● WORK TO DO
Locate the lines where "Assistance" occurs and copy them as they stand.

[Records from a data collection]
◆ ◆ ◆ ◆ ◆

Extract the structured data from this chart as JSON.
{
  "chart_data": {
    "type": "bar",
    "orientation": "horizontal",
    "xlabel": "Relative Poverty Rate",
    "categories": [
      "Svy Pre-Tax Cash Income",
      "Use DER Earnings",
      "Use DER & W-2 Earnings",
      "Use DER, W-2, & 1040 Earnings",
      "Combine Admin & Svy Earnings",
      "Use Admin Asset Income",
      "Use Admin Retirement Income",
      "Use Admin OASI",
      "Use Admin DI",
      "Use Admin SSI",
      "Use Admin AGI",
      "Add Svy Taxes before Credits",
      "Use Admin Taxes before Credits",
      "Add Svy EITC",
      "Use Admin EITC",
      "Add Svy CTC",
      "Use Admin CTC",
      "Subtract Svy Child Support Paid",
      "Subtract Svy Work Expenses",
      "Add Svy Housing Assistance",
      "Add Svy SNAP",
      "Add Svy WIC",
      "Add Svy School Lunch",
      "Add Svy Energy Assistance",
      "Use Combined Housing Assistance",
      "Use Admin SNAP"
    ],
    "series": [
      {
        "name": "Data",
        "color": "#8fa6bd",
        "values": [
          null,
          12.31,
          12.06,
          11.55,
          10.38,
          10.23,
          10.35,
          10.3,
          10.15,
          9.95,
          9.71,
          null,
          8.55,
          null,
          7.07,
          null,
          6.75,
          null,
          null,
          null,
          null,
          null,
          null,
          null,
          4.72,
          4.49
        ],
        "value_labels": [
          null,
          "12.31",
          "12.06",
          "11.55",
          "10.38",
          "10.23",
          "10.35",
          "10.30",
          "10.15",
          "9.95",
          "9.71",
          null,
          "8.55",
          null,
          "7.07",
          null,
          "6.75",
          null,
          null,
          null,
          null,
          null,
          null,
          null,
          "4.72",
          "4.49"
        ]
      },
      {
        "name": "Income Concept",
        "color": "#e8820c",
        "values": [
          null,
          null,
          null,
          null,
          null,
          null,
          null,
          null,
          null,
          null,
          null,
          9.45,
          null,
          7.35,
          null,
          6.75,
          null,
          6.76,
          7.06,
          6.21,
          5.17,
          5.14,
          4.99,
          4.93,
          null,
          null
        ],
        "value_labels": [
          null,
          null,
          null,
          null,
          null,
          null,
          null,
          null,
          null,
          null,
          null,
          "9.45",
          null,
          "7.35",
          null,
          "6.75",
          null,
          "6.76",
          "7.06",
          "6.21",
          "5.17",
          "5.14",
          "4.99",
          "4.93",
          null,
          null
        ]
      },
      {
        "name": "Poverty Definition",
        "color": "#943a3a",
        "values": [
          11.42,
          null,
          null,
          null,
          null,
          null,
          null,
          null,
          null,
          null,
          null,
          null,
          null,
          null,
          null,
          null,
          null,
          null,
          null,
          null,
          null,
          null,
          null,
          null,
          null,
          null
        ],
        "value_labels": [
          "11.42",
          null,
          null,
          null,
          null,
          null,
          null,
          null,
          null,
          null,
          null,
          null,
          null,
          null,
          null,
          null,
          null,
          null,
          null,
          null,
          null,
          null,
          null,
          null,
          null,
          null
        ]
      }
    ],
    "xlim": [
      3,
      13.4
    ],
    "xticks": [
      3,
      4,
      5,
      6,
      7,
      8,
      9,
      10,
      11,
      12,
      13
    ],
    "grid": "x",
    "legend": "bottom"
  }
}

◆ ◆ ◆ ◆ ◆

● TASK RESULT
      "Add Svy Housing Assistance",
      "Add Svy Energy Assistance",
      "Use Combined Housing Assistance",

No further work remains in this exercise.